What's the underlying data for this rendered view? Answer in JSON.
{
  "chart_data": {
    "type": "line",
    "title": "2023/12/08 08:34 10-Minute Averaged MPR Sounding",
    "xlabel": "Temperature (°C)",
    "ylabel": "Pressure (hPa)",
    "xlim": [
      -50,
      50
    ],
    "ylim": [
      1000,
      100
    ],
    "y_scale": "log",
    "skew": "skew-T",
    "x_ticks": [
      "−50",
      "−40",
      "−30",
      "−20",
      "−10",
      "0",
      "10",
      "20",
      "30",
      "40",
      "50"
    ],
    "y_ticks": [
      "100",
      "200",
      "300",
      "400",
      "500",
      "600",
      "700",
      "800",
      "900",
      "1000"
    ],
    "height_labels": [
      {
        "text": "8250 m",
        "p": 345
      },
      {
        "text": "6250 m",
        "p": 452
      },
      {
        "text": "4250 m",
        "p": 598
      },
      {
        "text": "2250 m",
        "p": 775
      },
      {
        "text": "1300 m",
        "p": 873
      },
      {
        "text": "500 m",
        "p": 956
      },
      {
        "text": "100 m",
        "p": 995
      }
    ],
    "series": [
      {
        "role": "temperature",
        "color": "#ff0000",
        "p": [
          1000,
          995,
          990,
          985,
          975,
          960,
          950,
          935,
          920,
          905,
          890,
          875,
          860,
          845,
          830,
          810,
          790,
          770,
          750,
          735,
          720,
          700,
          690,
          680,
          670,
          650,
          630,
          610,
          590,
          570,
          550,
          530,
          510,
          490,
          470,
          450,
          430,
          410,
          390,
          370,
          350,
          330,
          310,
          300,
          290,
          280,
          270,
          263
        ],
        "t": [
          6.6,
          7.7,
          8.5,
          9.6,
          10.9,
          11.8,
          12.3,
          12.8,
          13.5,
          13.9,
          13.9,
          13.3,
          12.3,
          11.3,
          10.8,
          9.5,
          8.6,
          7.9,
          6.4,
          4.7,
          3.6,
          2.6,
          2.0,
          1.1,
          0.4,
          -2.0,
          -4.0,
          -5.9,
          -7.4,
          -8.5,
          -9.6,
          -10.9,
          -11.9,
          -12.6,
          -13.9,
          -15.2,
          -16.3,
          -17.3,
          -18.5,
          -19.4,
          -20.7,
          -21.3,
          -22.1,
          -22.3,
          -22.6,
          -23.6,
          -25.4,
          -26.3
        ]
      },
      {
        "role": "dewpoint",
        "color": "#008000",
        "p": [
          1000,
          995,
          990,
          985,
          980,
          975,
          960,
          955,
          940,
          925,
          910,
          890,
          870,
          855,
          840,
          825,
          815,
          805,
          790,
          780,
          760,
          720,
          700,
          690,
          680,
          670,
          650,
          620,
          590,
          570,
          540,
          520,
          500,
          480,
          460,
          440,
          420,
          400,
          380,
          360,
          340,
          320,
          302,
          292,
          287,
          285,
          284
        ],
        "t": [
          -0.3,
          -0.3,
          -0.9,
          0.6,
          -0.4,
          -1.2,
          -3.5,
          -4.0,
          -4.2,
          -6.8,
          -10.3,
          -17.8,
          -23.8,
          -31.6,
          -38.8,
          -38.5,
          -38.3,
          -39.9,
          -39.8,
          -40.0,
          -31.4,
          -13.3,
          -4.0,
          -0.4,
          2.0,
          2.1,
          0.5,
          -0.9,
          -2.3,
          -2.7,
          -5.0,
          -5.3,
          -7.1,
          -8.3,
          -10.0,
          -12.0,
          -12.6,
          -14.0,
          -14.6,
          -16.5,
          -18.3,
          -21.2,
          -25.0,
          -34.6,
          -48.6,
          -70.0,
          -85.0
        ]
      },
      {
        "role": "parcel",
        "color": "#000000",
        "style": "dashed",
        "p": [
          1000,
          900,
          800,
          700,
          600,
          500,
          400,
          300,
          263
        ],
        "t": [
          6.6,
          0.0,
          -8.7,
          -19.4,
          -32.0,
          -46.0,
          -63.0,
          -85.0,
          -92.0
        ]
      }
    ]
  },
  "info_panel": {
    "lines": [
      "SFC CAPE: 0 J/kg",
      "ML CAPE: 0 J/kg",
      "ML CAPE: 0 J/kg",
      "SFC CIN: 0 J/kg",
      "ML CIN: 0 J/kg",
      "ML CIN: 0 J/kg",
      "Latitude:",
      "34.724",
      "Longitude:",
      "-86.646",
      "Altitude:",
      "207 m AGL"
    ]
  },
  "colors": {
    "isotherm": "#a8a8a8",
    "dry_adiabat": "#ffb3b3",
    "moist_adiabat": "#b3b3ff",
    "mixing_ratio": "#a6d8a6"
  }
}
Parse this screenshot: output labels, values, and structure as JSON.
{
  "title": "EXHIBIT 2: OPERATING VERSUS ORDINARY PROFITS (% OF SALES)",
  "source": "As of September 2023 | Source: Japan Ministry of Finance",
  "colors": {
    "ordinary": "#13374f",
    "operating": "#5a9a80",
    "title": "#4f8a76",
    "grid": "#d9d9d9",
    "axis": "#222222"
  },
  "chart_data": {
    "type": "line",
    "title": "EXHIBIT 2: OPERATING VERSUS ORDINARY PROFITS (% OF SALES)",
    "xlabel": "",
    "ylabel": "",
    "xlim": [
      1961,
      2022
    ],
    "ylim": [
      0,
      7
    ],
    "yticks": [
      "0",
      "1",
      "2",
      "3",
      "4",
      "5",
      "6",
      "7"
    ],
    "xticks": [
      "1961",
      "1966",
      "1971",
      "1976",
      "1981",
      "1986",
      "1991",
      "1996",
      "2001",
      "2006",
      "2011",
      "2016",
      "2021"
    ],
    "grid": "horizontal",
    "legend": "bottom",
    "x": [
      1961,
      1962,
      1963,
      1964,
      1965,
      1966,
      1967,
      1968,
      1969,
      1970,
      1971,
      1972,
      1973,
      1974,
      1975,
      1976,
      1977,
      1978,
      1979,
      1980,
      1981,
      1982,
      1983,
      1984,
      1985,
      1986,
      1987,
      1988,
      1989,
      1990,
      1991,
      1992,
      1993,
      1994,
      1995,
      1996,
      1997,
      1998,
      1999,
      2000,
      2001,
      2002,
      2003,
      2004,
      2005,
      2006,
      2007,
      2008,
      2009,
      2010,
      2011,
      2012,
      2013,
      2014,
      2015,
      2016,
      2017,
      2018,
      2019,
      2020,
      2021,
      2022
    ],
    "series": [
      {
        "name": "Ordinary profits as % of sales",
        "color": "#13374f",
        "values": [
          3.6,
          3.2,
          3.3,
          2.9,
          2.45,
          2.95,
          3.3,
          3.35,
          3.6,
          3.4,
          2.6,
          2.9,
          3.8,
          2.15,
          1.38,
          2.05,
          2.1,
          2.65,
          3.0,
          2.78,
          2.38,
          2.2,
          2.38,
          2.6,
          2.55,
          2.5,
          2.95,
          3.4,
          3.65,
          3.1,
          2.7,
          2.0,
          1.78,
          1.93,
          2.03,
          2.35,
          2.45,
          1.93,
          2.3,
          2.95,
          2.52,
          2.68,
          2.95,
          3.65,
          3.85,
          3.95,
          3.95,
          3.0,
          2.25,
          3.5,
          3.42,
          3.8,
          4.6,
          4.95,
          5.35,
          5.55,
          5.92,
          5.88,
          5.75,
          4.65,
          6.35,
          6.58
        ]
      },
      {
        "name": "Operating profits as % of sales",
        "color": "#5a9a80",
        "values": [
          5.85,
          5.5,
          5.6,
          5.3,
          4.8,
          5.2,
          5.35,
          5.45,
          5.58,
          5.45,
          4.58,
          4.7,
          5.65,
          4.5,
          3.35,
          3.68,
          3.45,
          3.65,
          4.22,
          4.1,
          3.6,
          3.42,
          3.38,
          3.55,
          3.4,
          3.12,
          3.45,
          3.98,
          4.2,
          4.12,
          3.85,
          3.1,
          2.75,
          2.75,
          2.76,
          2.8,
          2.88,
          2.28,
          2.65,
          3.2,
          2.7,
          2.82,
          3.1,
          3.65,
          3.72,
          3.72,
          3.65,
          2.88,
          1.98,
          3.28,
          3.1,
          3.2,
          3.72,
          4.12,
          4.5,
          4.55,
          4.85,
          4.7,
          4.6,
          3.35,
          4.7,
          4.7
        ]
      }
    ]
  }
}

****************

INSTRUCTIONS TO FOLLOW:
Scan the data above and copy every line with "role" in it.

RESPONSE TO THIS TASK:
        "role": "temperature",
        "role": "dewpoint",
        "role": "parcel",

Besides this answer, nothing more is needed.